**PENGGALAN TEKS**.
Kongres Partai Komunis China Berakhir, Xi Jinping akan Jalani Periode ke-3 sebagai Presiden?
Kongres Partai Komunis China telah ditutup pada Sabtu (22/10/2022). Presiden China Xi Jinping kemungkinan akan menjabat sebagai presiden lagi.
Penulis:
Rica Agustina
Editor:
Wahyu Gilang Putranto
TRIBUNNEWS.COM - Kongres Partai Komunis China (PKC) telah ditutup di Aula Besar Rakyat Beijing pada Sabtu (22/10/2022), CNA melaporkan.
Dalam penutupan pertemuan yang dimulai pada Minggu (16/10/2022) itu, Presiden China Xi Jinping menyampaikan pidato mulai sekitar tengah hari.
"Berani berjuang, berani menang, mengubur kepala dan bekerja keras. Bertekad untuk terus maju," kata Xi Jinping kepada partai setia.
Pidatonya mengakhiri Kongres yang sebagian besar bersifat "stempel" di antara 2.300 delegasi partai, yang dipilih oleh partai untuk menyetujui perombakan kepemimpinannya.

Entri data tersimpan
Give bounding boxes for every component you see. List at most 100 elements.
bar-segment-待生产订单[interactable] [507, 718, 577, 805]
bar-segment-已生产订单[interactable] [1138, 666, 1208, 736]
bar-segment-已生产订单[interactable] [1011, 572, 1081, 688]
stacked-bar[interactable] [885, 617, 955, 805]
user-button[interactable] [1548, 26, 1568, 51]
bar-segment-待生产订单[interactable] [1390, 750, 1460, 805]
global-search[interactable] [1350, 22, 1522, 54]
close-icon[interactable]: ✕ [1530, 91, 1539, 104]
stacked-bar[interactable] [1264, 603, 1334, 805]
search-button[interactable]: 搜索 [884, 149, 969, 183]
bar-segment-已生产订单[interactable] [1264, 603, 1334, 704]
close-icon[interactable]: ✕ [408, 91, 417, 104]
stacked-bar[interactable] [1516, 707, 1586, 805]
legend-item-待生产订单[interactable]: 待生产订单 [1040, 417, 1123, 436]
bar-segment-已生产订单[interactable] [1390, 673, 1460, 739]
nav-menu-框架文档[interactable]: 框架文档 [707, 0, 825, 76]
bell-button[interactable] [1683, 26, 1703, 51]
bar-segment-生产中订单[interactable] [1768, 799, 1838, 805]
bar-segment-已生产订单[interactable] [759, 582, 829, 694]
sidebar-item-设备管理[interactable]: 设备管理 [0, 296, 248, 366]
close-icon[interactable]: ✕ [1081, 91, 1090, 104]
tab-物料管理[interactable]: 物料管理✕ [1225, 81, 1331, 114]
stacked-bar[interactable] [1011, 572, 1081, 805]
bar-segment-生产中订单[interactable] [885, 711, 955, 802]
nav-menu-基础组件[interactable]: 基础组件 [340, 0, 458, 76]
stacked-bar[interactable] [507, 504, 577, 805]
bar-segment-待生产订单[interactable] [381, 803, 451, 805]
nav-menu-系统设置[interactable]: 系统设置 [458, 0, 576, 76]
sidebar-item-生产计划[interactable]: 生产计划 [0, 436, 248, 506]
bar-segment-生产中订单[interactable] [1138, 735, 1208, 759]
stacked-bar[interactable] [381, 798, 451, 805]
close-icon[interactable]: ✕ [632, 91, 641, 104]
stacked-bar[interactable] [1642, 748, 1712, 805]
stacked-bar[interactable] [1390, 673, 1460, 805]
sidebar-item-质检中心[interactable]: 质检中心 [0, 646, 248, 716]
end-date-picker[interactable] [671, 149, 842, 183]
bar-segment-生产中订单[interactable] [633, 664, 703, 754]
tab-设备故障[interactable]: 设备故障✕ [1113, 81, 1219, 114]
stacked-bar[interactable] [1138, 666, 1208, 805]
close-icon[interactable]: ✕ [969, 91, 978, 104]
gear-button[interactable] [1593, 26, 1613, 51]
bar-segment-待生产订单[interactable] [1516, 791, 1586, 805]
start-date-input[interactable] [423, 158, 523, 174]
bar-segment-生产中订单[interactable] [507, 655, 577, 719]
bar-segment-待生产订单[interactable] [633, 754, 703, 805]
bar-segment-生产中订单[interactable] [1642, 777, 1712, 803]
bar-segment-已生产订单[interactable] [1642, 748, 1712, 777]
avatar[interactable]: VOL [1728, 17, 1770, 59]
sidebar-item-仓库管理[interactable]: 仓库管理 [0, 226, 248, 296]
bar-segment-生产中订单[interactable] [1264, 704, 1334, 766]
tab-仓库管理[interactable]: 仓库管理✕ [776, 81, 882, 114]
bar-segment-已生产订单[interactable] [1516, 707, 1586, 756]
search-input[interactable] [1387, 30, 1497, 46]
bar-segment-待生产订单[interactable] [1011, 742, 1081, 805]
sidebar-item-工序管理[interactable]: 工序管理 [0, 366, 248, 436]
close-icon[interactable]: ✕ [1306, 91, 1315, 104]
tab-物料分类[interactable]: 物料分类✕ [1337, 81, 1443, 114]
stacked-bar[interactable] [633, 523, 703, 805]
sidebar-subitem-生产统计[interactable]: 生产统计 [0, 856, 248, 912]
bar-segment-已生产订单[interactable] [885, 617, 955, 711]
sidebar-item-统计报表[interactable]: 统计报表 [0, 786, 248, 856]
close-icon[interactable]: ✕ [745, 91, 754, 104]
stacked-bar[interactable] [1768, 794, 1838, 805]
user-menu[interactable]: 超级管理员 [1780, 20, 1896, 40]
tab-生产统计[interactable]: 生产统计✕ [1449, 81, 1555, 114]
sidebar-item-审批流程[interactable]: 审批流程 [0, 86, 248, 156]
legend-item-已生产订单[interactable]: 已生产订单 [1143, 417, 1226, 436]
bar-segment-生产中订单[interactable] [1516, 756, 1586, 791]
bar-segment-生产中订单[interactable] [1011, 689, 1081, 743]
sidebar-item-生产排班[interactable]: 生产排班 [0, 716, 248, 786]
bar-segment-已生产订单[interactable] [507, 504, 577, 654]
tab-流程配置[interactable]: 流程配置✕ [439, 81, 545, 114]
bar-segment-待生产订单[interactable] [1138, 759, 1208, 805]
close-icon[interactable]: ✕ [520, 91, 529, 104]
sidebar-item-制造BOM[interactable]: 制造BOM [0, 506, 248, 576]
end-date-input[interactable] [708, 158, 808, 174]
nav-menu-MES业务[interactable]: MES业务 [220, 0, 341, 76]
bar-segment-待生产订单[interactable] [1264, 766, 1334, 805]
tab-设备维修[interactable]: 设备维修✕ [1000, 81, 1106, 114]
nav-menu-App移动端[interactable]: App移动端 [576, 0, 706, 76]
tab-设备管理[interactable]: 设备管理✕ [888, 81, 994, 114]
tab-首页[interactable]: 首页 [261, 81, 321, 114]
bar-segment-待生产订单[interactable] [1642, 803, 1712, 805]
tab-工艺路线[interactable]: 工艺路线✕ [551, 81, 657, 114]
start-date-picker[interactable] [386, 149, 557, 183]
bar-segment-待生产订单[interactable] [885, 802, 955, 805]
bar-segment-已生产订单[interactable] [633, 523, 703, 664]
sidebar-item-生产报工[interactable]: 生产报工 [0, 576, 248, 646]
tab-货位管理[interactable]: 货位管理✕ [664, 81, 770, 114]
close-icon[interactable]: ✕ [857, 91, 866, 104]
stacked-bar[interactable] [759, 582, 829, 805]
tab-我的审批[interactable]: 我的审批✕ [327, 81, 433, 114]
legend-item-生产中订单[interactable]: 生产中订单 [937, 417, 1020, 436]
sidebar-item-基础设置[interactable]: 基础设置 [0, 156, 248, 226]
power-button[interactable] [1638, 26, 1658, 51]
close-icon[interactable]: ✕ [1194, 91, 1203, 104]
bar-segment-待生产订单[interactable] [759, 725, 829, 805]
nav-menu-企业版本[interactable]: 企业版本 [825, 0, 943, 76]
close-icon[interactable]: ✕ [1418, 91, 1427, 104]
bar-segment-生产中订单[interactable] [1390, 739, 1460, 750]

**TUGAS ANDA**. Menurut berita tentang Kongres Partai Komunis China, di gedung mana kongres tersebut ditutup?

**KOLOM JAWABAN**. Di Aula Besar Rakyat Beijing.